DATASET EXTRACT:

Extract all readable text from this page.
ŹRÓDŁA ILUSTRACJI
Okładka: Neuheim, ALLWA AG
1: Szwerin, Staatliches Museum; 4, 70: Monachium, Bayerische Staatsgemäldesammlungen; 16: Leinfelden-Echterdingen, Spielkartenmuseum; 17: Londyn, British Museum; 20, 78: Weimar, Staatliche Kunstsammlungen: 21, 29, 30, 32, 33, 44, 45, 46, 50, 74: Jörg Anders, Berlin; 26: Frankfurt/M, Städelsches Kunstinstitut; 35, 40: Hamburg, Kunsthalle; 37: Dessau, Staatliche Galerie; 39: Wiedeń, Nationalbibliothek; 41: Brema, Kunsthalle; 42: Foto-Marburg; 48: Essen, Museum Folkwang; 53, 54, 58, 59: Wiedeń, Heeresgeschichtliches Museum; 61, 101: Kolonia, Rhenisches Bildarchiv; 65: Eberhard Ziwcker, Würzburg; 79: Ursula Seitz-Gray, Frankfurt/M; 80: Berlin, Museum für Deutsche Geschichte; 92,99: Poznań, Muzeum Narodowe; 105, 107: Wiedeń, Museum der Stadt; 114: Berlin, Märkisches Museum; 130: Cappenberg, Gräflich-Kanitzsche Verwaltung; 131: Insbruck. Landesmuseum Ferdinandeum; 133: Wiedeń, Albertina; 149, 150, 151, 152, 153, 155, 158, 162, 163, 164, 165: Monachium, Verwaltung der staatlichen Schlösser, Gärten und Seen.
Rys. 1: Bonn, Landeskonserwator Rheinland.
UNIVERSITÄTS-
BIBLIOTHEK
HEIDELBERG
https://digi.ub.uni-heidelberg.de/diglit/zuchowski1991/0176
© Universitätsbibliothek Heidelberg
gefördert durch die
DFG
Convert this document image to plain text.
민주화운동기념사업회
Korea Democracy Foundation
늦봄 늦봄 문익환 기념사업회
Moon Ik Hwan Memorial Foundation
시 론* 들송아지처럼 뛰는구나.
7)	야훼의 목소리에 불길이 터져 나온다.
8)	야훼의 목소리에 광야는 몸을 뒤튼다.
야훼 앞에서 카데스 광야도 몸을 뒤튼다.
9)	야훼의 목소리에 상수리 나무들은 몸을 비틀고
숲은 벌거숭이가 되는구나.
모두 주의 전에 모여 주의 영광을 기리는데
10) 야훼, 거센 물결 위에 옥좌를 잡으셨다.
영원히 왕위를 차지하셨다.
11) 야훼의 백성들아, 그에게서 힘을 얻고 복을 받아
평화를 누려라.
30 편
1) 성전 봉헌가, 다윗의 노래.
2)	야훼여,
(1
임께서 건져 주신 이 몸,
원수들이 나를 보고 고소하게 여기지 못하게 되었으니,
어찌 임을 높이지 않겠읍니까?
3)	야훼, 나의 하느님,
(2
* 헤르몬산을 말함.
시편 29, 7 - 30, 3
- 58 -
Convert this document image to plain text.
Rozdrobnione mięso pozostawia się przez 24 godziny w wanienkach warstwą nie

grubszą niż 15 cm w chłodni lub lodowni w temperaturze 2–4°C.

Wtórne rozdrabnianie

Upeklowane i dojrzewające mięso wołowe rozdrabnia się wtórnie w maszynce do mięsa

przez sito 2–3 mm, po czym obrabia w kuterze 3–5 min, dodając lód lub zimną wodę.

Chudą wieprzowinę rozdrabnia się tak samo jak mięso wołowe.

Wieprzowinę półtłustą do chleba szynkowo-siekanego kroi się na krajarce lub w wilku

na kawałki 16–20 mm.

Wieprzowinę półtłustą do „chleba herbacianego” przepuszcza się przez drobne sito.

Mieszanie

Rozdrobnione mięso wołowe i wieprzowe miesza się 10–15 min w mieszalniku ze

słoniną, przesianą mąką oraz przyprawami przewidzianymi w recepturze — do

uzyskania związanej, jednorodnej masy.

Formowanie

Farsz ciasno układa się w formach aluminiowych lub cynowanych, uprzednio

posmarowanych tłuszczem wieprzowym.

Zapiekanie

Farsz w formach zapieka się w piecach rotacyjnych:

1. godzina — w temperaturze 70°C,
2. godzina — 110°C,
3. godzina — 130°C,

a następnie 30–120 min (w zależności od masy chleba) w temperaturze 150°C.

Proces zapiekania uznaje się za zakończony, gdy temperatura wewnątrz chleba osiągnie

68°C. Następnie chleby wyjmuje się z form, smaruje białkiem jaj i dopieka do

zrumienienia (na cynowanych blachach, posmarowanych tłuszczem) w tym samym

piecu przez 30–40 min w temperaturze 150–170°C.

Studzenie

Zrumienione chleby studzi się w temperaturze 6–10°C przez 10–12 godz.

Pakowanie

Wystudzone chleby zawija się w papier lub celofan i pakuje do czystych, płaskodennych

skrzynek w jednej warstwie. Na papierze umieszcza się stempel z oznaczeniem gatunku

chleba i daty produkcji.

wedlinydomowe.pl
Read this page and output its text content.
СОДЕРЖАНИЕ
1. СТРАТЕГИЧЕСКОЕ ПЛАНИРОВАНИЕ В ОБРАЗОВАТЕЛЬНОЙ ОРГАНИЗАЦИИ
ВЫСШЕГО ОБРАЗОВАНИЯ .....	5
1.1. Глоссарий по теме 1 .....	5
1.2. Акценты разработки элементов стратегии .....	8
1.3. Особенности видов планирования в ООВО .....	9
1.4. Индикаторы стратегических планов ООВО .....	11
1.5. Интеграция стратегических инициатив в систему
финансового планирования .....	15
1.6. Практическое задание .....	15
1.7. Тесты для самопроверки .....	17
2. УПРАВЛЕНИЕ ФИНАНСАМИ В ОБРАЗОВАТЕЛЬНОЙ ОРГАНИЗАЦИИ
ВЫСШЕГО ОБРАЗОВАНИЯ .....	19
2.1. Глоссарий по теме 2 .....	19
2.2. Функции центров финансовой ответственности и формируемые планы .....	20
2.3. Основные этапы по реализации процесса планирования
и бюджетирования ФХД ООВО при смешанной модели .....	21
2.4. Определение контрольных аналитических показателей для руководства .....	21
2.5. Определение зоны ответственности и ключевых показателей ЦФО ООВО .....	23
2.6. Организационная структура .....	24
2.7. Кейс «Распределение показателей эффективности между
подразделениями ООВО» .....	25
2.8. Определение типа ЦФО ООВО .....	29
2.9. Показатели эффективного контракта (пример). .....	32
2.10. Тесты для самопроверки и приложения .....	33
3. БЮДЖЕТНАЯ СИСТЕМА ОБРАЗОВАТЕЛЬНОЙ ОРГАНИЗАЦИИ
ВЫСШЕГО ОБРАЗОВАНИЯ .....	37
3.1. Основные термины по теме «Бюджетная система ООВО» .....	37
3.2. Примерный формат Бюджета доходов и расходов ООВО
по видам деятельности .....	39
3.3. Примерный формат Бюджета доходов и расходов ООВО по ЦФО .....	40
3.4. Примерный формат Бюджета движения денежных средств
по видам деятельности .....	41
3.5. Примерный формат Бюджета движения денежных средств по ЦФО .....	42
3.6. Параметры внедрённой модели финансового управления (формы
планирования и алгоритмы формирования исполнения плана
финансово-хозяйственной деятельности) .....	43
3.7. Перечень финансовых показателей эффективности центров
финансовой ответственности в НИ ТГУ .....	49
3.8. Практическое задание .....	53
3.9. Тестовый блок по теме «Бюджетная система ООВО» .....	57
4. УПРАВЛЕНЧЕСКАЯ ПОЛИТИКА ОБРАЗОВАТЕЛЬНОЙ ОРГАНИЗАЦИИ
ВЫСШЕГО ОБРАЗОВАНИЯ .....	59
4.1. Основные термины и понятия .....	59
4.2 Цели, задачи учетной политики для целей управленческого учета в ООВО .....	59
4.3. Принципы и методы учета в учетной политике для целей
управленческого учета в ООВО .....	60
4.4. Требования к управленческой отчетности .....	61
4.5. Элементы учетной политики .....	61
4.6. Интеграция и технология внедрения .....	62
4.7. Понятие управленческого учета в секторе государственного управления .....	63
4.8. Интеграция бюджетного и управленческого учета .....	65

DIRECTION: Sift through the entries and copy every line with "półtłustą".

SOLUTION TO THIS PROBLEM:
Wieprzowinę półtłustą do chleba szynkowo-siekanego kroi się na krajarce lub w wilku
Wieprzowinę półtłustą do „chleba herbacianego” przepuszcza się przez drobne sito.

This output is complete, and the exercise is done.